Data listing
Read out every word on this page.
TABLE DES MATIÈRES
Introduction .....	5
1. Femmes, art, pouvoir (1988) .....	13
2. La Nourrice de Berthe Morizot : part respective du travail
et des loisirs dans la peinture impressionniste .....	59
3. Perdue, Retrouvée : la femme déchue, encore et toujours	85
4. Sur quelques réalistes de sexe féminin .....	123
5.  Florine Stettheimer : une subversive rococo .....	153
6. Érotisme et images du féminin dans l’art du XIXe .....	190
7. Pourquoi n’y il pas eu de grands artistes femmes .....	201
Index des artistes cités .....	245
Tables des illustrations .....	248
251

--

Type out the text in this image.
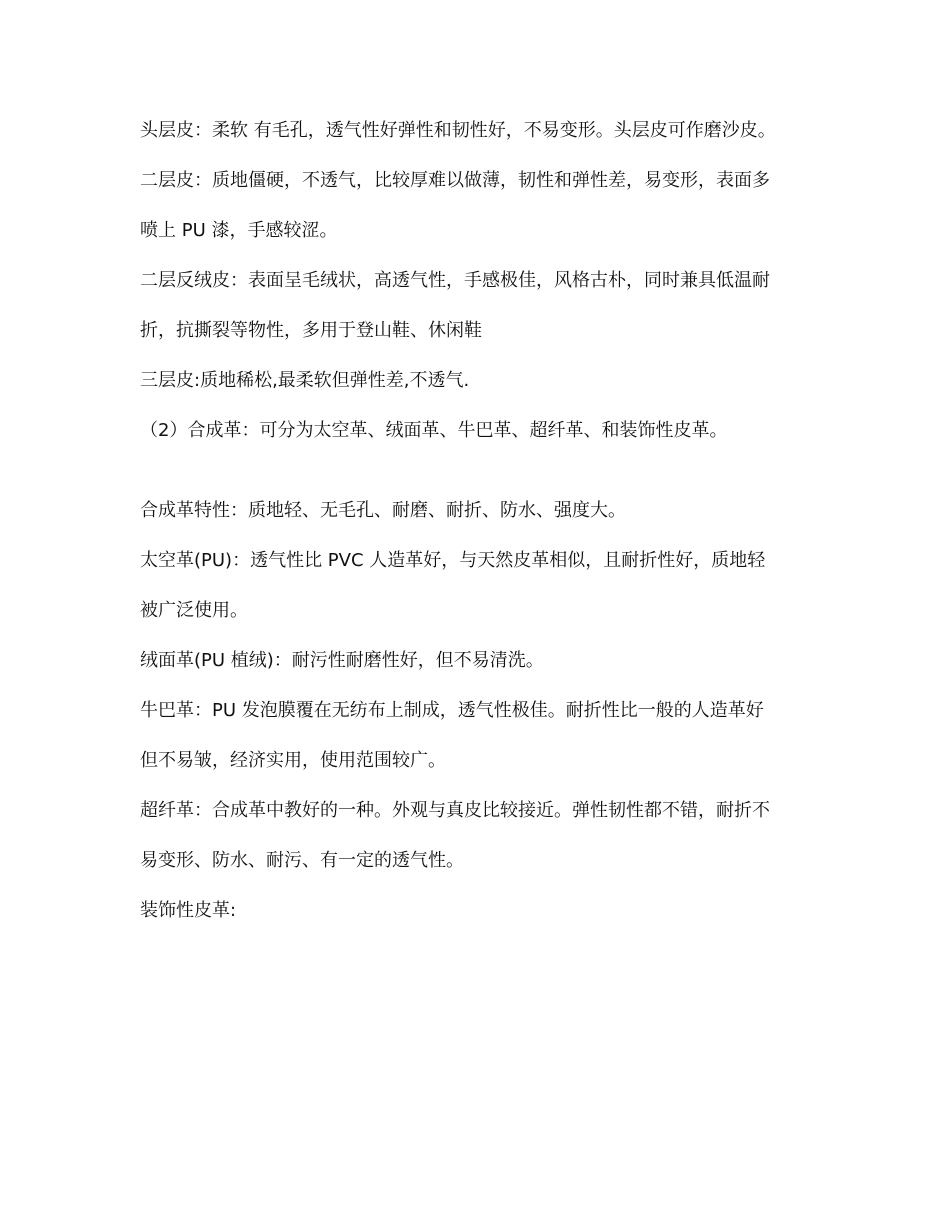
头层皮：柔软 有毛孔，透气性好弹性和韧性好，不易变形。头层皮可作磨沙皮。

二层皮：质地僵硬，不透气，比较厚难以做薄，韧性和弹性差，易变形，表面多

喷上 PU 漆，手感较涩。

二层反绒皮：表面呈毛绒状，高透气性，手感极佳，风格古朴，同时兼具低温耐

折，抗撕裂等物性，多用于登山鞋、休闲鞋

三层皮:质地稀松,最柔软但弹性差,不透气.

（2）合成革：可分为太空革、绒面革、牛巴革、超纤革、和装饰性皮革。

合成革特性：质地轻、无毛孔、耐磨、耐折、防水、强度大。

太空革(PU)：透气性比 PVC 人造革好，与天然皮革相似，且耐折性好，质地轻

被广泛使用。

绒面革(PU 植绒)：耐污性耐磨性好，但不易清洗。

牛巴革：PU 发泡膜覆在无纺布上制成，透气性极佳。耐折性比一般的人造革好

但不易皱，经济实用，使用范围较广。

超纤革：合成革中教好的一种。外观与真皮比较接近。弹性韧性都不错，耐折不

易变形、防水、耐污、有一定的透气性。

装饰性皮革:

...

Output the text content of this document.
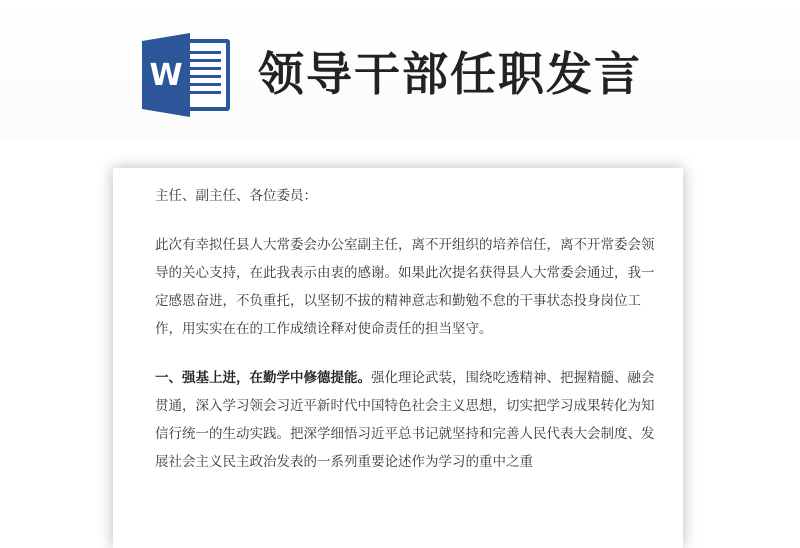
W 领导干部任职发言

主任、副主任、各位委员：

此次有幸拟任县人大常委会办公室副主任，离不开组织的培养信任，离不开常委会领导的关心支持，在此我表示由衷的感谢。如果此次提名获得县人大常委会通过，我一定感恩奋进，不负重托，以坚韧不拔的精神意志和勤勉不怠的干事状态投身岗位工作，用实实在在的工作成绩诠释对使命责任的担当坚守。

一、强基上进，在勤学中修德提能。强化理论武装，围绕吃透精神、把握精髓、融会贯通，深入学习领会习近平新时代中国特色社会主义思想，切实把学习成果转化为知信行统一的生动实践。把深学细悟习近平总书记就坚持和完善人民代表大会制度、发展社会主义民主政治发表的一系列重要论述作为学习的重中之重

THE EXERCISE. Gather each line that holds "text".

SOLUTION FOR THIS TASK.
Type out the text in this image.
Output the text content of this document.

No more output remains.